## The records
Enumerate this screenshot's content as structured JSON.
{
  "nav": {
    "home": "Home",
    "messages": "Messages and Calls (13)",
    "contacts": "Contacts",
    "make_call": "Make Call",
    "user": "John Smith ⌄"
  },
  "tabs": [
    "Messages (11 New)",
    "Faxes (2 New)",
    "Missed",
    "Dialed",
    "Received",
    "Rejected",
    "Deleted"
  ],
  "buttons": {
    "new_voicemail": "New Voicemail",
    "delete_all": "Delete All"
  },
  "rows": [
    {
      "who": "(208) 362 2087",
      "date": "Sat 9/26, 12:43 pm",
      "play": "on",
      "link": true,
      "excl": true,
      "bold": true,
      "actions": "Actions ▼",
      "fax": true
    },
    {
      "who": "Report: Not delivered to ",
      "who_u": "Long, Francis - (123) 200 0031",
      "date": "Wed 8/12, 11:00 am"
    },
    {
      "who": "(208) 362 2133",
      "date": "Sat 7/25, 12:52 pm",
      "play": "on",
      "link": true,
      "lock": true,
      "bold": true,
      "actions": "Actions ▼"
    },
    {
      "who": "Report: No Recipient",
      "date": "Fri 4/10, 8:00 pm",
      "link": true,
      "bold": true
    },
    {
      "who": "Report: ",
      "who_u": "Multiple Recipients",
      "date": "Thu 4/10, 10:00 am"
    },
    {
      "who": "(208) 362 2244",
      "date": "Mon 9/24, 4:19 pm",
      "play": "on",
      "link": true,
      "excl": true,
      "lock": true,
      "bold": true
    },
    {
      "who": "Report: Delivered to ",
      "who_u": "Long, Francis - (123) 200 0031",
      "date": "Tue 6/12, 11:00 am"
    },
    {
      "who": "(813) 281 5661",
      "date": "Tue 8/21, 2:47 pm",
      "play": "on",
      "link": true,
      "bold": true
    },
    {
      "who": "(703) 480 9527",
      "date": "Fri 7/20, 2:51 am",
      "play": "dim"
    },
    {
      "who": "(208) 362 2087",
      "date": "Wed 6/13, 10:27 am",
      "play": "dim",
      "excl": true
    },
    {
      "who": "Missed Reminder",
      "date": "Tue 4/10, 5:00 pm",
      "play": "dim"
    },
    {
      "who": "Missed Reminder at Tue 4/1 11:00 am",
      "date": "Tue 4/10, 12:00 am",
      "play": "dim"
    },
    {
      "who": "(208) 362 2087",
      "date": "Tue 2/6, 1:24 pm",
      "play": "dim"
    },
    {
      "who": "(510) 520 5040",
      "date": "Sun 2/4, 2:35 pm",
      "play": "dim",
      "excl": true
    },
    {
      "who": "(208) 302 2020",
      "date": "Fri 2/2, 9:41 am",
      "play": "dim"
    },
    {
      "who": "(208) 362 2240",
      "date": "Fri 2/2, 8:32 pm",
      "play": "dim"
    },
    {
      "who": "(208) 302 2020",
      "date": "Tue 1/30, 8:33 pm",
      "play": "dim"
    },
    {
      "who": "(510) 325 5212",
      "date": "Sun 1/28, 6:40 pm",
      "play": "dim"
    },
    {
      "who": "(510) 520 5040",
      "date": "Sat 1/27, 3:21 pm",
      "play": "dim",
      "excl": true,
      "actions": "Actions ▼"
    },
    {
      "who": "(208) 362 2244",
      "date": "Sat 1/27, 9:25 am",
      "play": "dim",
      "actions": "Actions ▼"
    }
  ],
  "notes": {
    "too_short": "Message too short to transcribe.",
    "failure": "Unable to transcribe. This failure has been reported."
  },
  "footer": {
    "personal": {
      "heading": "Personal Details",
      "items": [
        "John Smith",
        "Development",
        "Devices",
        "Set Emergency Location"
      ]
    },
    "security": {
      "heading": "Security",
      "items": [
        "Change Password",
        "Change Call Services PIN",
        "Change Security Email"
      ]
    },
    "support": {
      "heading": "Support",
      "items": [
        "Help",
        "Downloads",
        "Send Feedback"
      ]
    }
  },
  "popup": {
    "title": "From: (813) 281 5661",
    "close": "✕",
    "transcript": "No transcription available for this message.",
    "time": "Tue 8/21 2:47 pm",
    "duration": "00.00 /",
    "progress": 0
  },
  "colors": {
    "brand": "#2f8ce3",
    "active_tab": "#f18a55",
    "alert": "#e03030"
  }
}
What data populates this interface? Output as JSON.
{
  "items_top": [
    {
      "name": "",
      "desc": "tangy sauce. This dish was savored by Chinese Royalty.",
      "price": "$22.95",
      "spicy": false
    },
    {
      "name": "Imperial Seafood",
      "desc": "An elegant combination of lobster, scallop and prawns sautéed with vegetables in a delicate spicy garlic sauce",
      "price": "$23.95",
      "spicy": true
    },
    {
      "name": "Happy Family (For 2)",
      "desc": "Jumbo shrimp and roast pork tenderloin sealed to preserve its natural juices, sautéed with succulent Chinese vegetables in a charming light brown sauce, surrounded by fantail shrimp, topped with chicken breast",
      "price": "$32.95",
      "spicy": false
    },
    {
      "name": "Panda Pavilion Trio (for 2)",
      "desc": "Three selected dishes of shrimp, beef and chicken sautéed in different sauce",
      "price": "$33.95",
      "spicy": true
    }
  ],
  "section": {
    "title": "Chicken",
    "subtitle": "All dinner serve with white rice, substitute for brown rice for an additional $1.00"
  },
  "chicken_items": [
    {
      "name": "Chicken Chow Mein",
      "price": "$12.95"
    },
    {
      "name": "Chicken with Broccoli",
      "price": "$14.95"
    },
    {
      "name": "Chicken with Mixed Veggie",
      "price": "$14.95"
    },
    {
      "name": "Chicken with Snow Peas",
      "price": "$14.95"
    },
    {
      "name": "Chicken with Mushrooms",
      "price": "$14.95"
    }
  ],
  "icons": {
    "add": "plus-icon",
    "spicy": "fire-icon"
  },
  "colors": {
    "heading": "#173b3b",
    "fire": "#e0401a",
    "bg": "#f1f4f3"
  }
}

## What to do
Single out each line of the records above with the string "JSON" in it, and copy it.

## Task result
Enumerate this screenshot's content as structured JSON.
What data populates this interface? Output as JSON.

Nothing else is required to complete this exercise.